**TASK BRIEF**:
Copy out all of the material exactly as presented.

[Data entries]
[start]
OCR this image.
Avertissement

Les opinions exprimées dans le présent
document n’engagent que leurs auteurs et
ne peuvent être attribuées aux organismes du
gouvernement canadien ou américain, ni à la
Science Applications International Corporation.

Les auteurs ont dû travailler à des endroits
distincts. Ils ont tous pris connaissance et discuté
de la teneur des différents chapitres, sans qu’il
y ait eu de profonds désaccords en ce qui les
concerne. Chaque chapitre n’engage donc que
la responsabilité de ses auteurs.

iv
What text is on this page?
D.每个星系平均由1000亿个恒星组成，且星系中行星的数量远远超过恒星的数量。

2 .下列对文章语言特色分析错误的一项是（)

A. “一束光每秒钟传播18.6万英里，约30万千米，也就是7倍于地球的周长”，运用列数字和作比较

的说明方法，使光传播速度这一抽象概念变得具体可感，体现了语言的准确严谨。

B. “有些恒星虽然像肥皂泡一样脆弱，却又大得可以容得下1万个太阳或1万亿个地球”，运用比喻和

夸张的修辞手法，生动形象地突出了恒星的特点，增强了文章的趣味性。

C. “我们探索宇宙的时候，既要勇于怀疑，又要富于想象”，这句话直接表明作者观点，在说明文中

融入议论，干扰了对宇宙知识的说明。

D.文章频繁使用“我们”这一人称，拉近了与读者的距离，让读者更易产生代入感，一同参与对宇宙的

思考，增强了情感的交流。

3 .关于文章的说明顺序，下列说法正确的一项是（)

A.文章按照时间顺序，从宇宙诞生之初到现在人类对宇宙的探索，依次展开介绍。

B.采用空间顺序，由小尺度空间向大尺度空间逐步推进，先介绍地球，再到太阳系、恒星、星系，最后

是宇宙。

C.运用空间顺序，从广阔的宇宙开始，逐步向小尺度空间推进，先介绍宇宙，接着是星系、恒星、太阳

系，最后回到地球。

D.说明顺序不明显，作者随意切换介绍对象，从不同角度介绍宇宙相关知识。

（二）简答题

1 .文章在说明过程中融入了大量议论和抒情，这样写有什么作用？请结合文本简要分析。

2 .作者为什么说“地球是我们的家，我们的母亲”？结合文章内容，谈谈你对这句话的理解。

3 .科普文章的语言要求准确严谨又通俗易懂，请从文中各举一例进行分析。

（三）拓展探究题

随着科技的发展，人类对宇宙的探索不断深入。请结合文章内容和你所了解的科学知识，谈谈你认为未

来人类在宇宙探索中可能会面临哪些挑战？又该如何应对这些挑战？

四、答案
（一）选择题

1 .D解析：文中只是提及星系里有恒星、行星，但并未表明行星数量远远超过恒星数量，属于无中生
[end]
**RESPONSE**:
OCR this image.
Avertissement

Les opinions exprimées dans le présent
document n’engagent que leurs auteurs et
ne peuvent être attribuées aux organismes du
gouvernement canadien ou américain, ni à la
Science Applications International Corporation.

Les auteurs ont dû travailler à des endroits
distincts. Ils ont tous pris connaissance et discuté
de la teneur des différents chapitres, sans qu’il
y ait eu de profonds désaccords en ce qui les
concerne. Chaque chapitre n’engage donc que
la responsabilité de ses auteurs.

iv
What text is on this page?
D.每个星系平均由1000亿个恒星组成，且星系中行星的数量远远超过恒星的数量。

2 .下列对文章语言特色分析错误的一项是（)

A. “一束光每秒钟传播18.6万英里，约30万千米，也就是7倍于地球的周长”，运用列数字和作比较

的说明方法，使光传播速度这一抽象概念变得具体可感，体现了语言的准确严谨。

B. “有些恒星虽然像肥皂泡一样脆弱，却又大得可以容得下1万个太阳或1万亿个地球”，运用比喻和

夸张的修辞手法，生动形象地突出了恒星的特点，增强了文章的趣味性。

C. “我们探索宇宙的时候，既要勇于怀疑，又要富于想象”，这句话直接表明作者观点，在说明文中

融入议论，干扰了对宇宙知识的说明。

D.文章频繁使用“我们”这一人称，拉近了与读者的距离，让读者更易产生代入感，一同参与对宇宙的

思考，增强了情感的交流。

3 .关于文章的说明顺序，下列说法正确的一项是（)

A.文章按照时间顺序，从宇宙诞生之初到现在人类对宇宙的探索，依次展开介绍。

B.采用空间顺序，由小尺度空间向大尺度空间逐步推进，先介绍地球，再到太阳系、恒星、星系，最后

是宇宙。

C.运用空间顺序，从广阔的宇宙开始，逐步向小尺度空间推进，先介绍宇宙，接着是星系、恒星、太阳

系，最后回到地球。

D.说明顺序不明显，作者随意切换介绍对象，从不同角度介绍宇宙相关知识。

（二）简答题

1 .文章在说明过程中融入了大量议论和抒情，这样写有什么作用？请结合文本简要分析。

2 .作者为什么说“地球是我们的家，我们的母亲”？结合文章内容，谈谈你对这句话的理解。

3 .科普文章的语言要求准确严谨又通俗易懂，请从文中各举一例进行分析。

（三）拓展探究题

随着科技的发展，人类对宇宙的探索不断深入。请结合文章内容和你所了解的科学知识，谈谈你认为未

来人类在宇宙探索中可能会面临哪些挑战？又该如何应对这些挑战？

四、答案
（一）选择题

1 .D解析：文中只是提及星系里有恒星、行星，但并未表明行星数量远远超过恒星数量，属于无中生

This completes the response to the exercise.